(Data records)

#####

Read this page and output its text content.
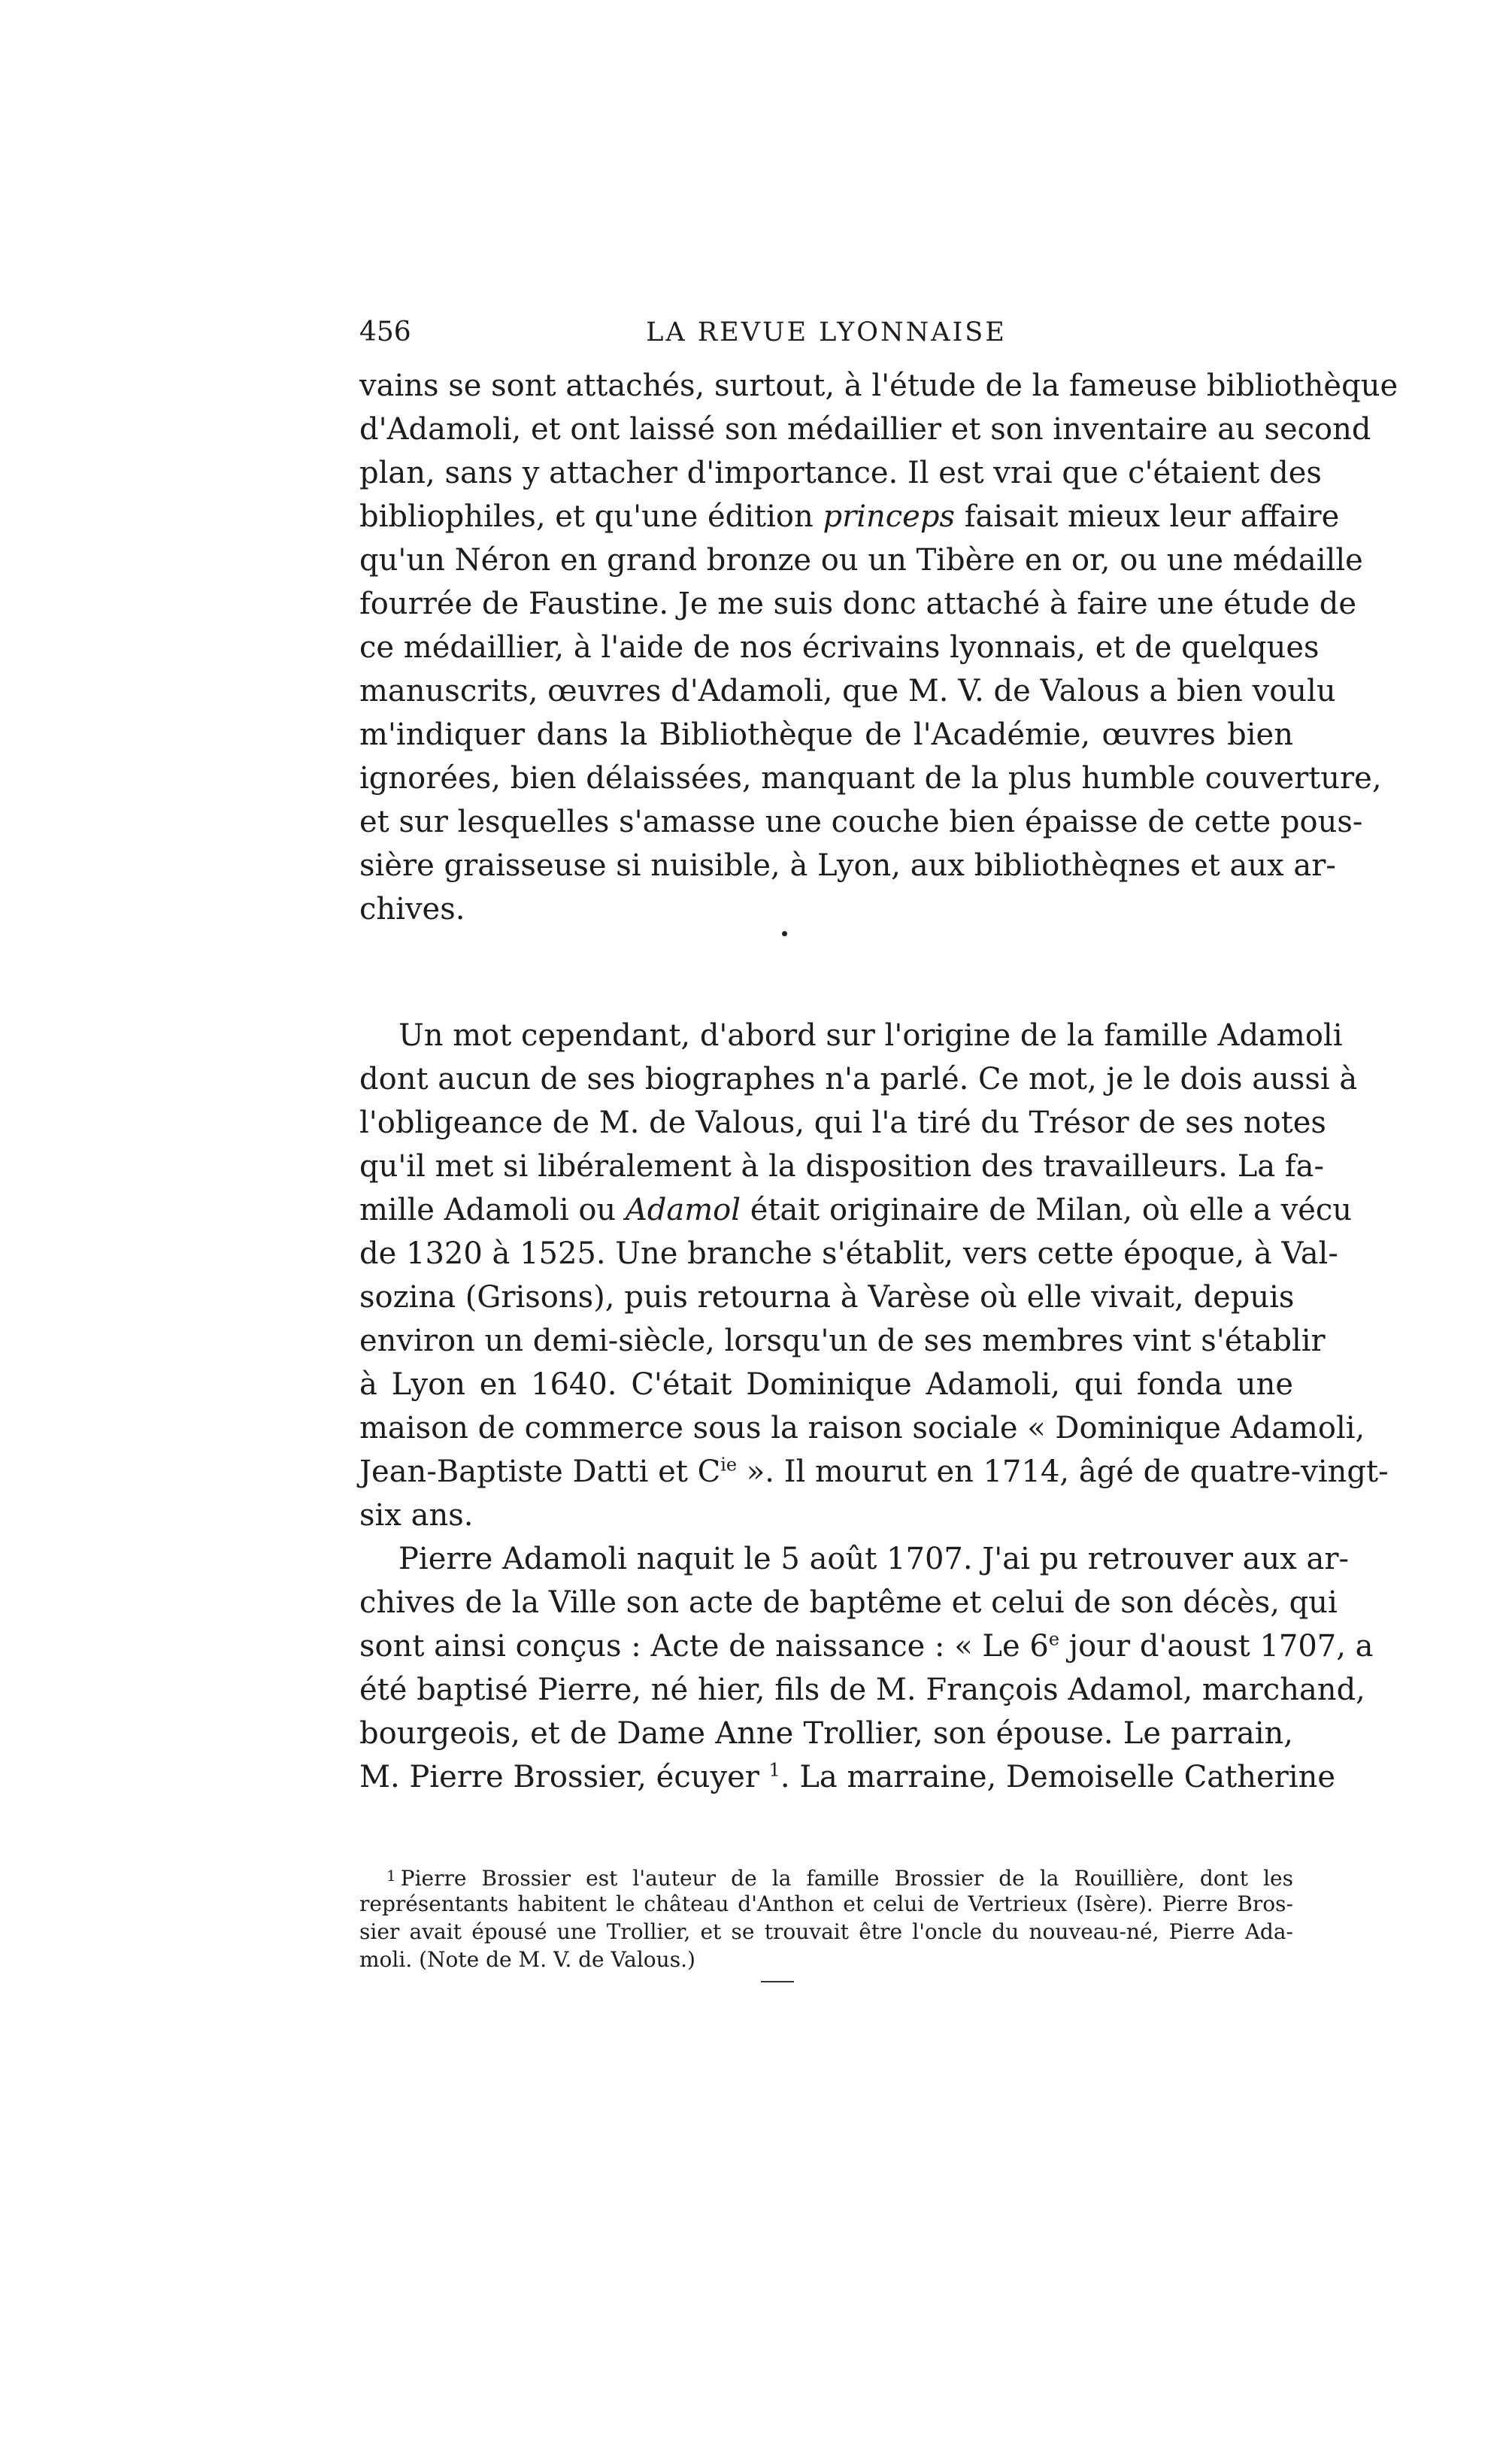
456	LA REVUE LYONNAISE
vains se sont attachés, surtout, à l'étude de la fameuse bibliothèque
d'Adamoli, et ont laissé son médaillier et son inventaire au second
plan, sans y attacher d'importance. Il est vrai que c'étaient des
bibliophiles, et qu'une édition princeps faisait mieux leur affaire
qu'un Néron en grand bronze ou un Tibère en or, ou une médaille
fourrée de Faustine. Je me suis donc attaché à faire une étude de
ce médaillier, à l'aide de nos écrivains lyonnais, et de quelques
manuscrits, œuvres d'Adamoli, que M. V. de Valous a bien voulu
m'indiquer dans la Bibliothèque de l'Académie, œuvres bien
ignorées, bien délaissées, manquant de la plus humble couverture,
et sur lesquelles s'amasse une couche bien épaisse de cette pous-
sière graisseuse si nuisible, à Lyon, aux bibliothèqnes et aux ar-
chives.
Un mot cependant, d'abord sur l'origine de la famille Adamoli
dont aucun de ses biographes n'a parlé. Ce mot, je le dois aussi à
l'obligeance de M. de Valous, qui l'a tiré du Trésor de ses notes
qu'il met si libéralement à la disposition des travailleurs. La fa-
mille Adamoli ou Adamol était originaire de Milan, où elle a vécu
de 1320 à 1525. Une branche s'établit, vers cette époque, à Val-
sozina (Grisons), puis retourna à Varèse où elle vivait, depuis
environ un demi-siècle, lorsqu'un de ses membres vint s'établir
à Lyon en 1640. C'était Dominique Adamoli, qui fonda une
maison de commerce sous la raison sociale « Dominique Adamoli,
Jean-Baptiste Datti et $C^{ie}$ ». Il mourut en 1714, âgé de quatre-vingt-
six ans.
Pierre Adamoli naquit le 5 août 1707. J'ai pu retrouver aux ar-
chives de la Ville son acte de baptême et celui de son décès, qui
sont ainsi conçus : Acte de naissance : « Le 6e jour d'aoust 1707, a
été baptisé Pierre, né hier, fils de M. François Adamol, marchand,
bourgeois, et de Dame Anne Trollier, son épouse. Le parrain,
M. Pierre Brossier, écuyer $^1$. La marraine, Demoiselle Catherine
$^1$ Pierre Brossier est l'auteur de la famille Brossier de la Rouillière, dont les
représentants habitent le château d'Anthon et celui de Vertrieux (Isère). Pierre Bros-
sier avait épousé une Trollier, et se trouvait être l'oncle du nouveau-né, Pierre Ada-
moli. (Note de M. V. de Valous.)
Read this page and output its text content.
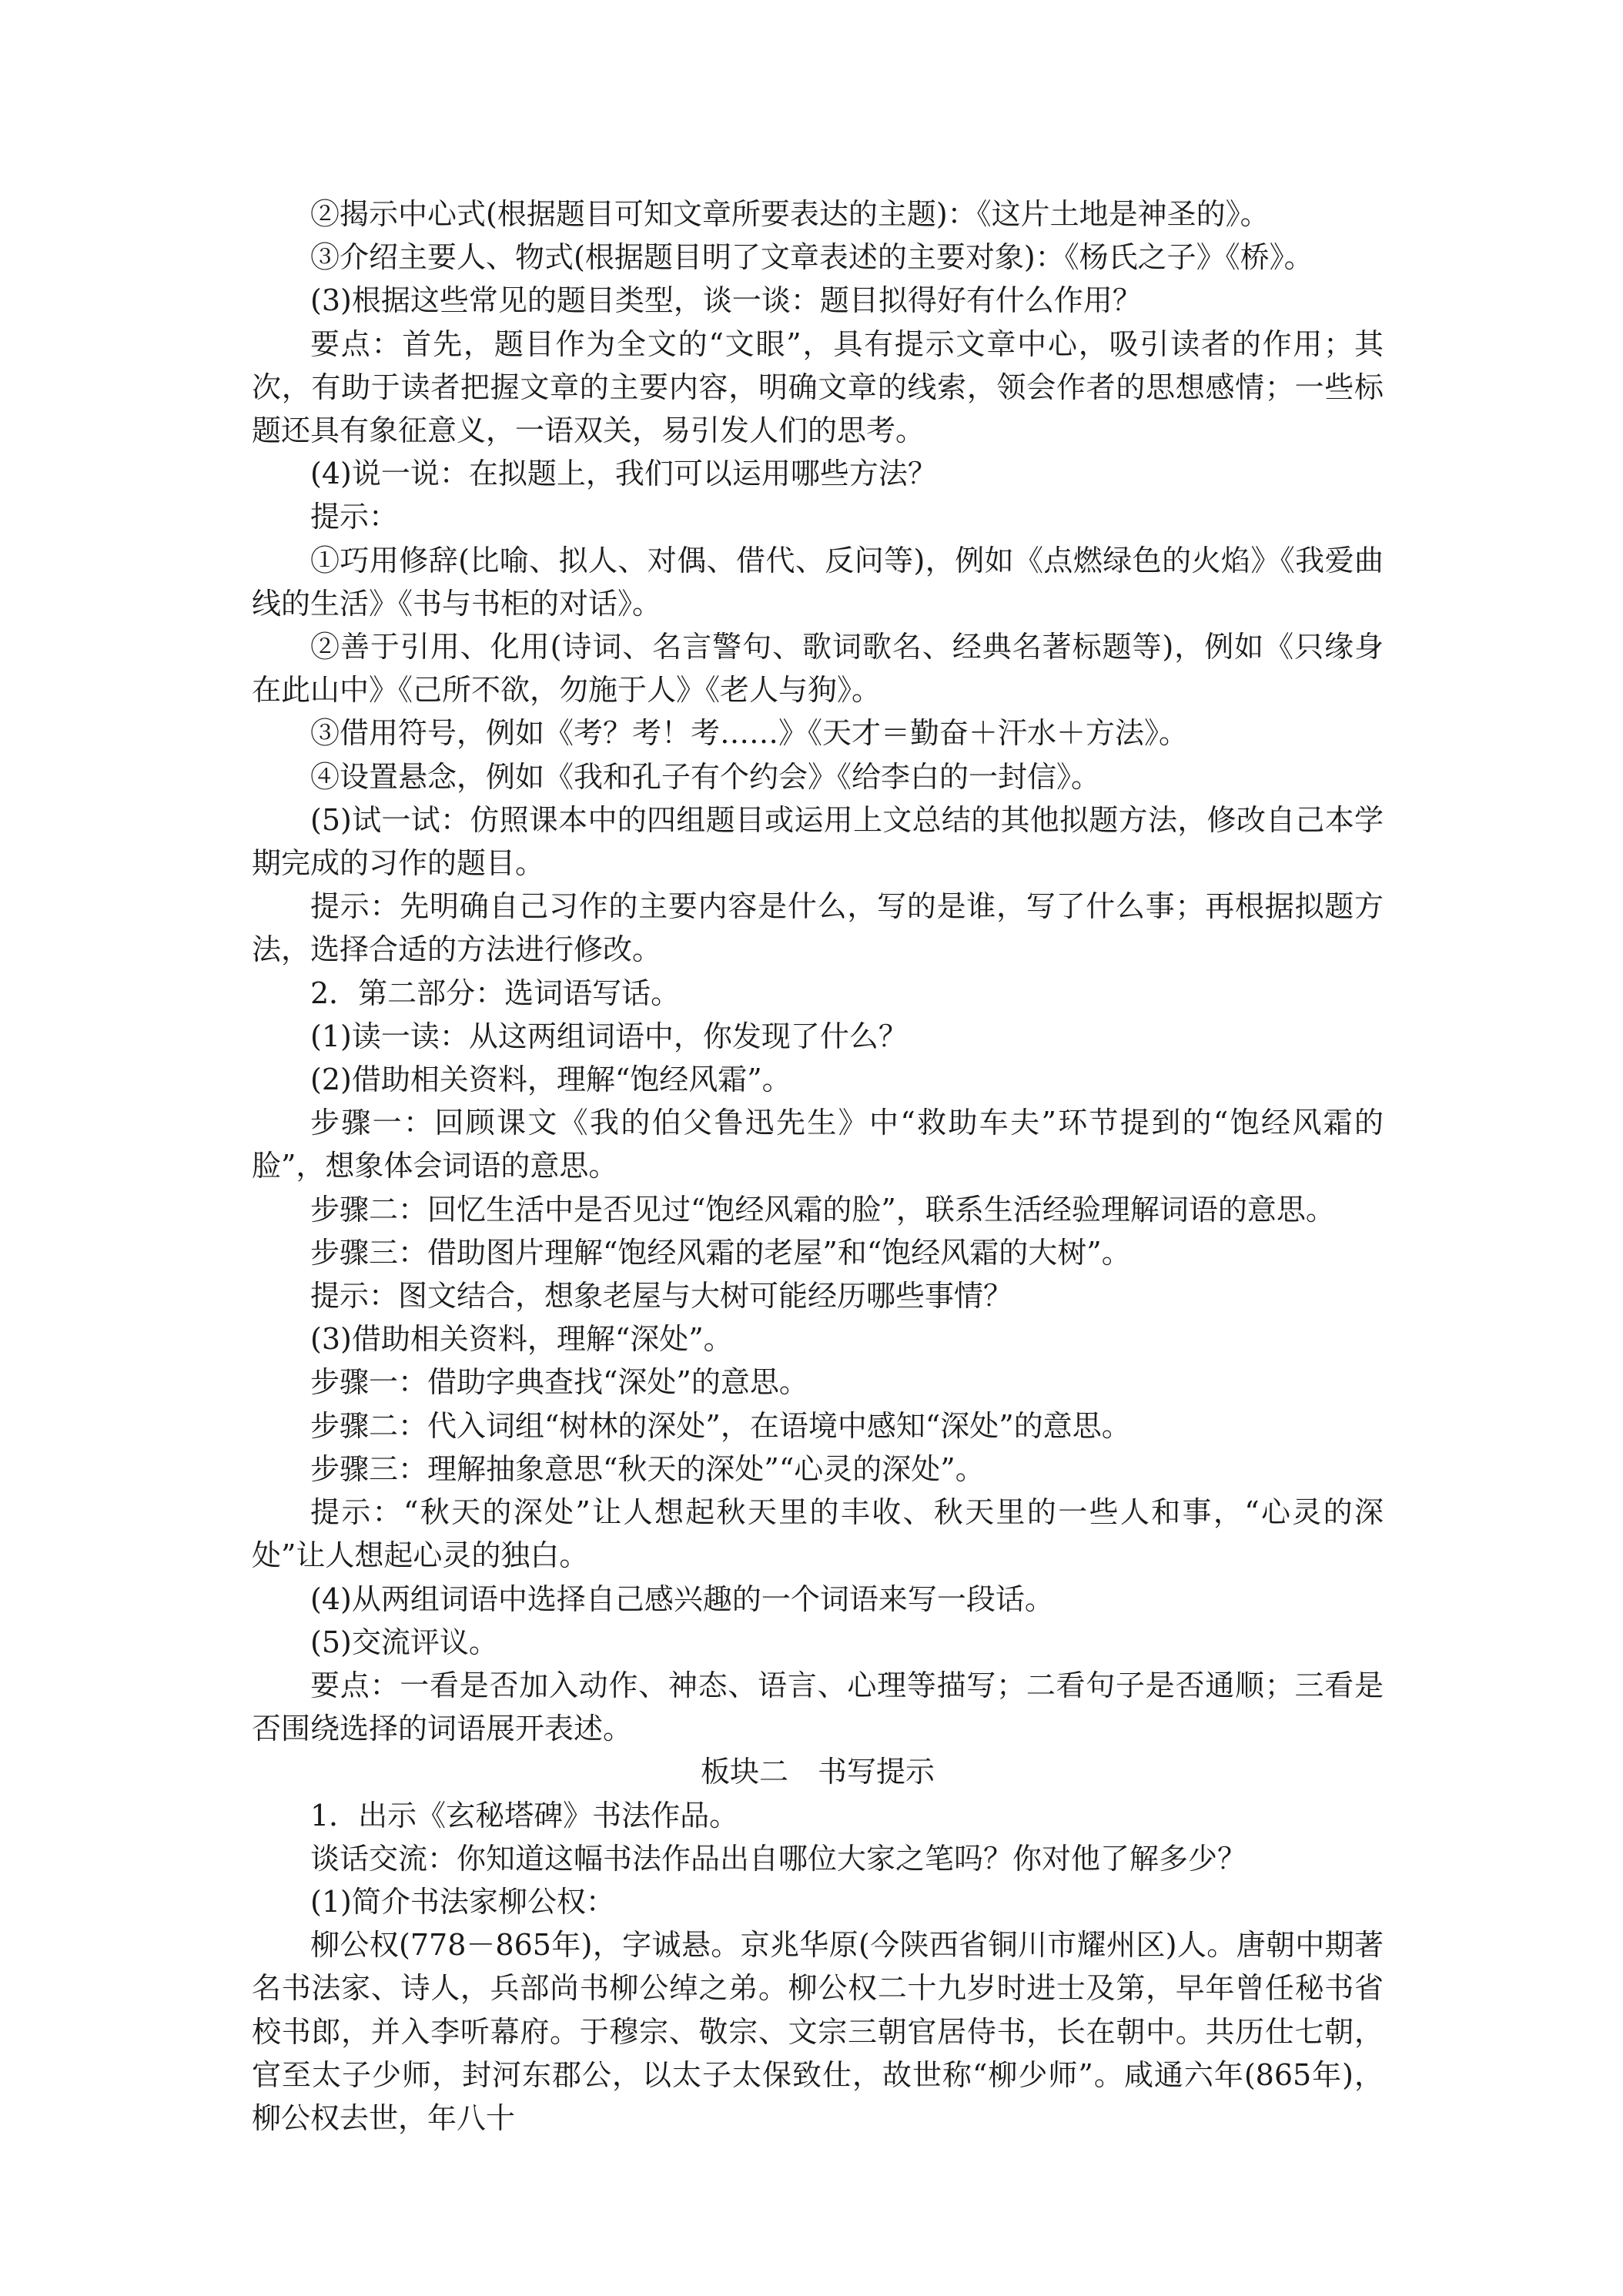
②揭示中心式(根据题目可知文章所要表达的主题)：《这片土地是神圣的》。

③介绍主要人、物式(根据题目明了文章表述的主要对象)：《杨氏之子》《桥》。

(3)根据这些常见的题目类型，谈一谈：题目拟得好有什么作用？

要点：首先，题目作为全文的“文眼”，具有提示文章中心，吸引读者的作用；其次，有助于读者把握文章的主要内容，明确文章的线索，领会作者的思想感情；一些标题还具有象征意义，一语双关，易引发人们的思考。

(4)说一说：在拟题上，我们可以运用哪些方法？

提示：

①巧用修辞(比喻、拟人、对偶、借代、反问等)，例如《点燃绿色的火焰》《我爱曲线的生活》《书与书柜的对话》。

②善于引用、化用(诗词、名言警句、歌词歌名、经典名著标题等)，例如《只缘身在此山中》《己所不欲，勿施于人》《老人与狗》。

③借用符号，例如《考？考！考……》《天才＝勤奋＋汗水＋方法》。

④设置悬念，例如《我和孔子有个约会》《给李白的一封信》。

(5)试一试：仿照课本中的四组题目或运用上文总结的其他拟题方法，修改自己本学期完成的习作的题目。

提示：先明确自己习作的主要内容是什么，写的是谁，写了什么事；再根据拟题方法，选择合适的方法进行修改。

2．第二部分：选词语写话。

(1)读一读：从这两组词语中，你发现了什么？

(2)借助相关资料，理解“饱经风霜”。

步骤一：回顾课文《我的伯父鲁迅先生》中“救助车夫”环节提到的“饱经风霜的脸”，想象体会词语的意思。

步骤二：回忆生活中是否见过“饱经风霜的脸”，联系生活经验理解词语的意思。

步骤三：借助图片理解“饱经风霜的老屋”和“饱经风霜的大树”。

提示：图文结合，想象老屋与大树可能经历哪些事情？

(3)借助相关资料，理解“深处”。

步骤一：借助字典查找“深处”的意思。

步骤二：代入词组“树林的深处”，在语境中感知“深处”的意思。

步骤三：理解抽象意思“秋天的深处”“心灵的深处”。

提示：“秋天的深处”让人想起秋天里的丰收、秋天里的一些人和事，“心灵的深处”让人想起心灵的独白。

(4)从两组词语中选择自己感兴趣的一个词语来写一段话。

(5)交流评议。

要点：一看是否加入动作、神态、语言、心理等描写；二看句子是否通顺；三看是否围绕选择的词语展开表述。

板块二　书写提示

1．出示《玄秘塔碑》书法作品。

谈话交流：你知道这幅书法作品出自哪位大家之笔吗？你对他了解多少？

(1)简介书法家柳公权：

柳公权(778－865年)，字诚悬。京兆华原(今陕西省铜川市耀州区)人。唐朝中期著名书法家、诗人，兵部尚书柳公绰之弟。柳公权二十九岁时进士及第，早年曾任秘书省校书郎，并入李听幕府。于穆宗、敬宗、文宗三朝官居侍书，长在朝中。共历仕七朝，官至太子少师，封河东郡公，以太子太保致仕，故世称“柳少师”。咸通六年(865年)，柳公权去世，年八十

#####

Goal >> Among the lines of the material above, how many include the string "œuvres"? Report only that number.

Final result >> 2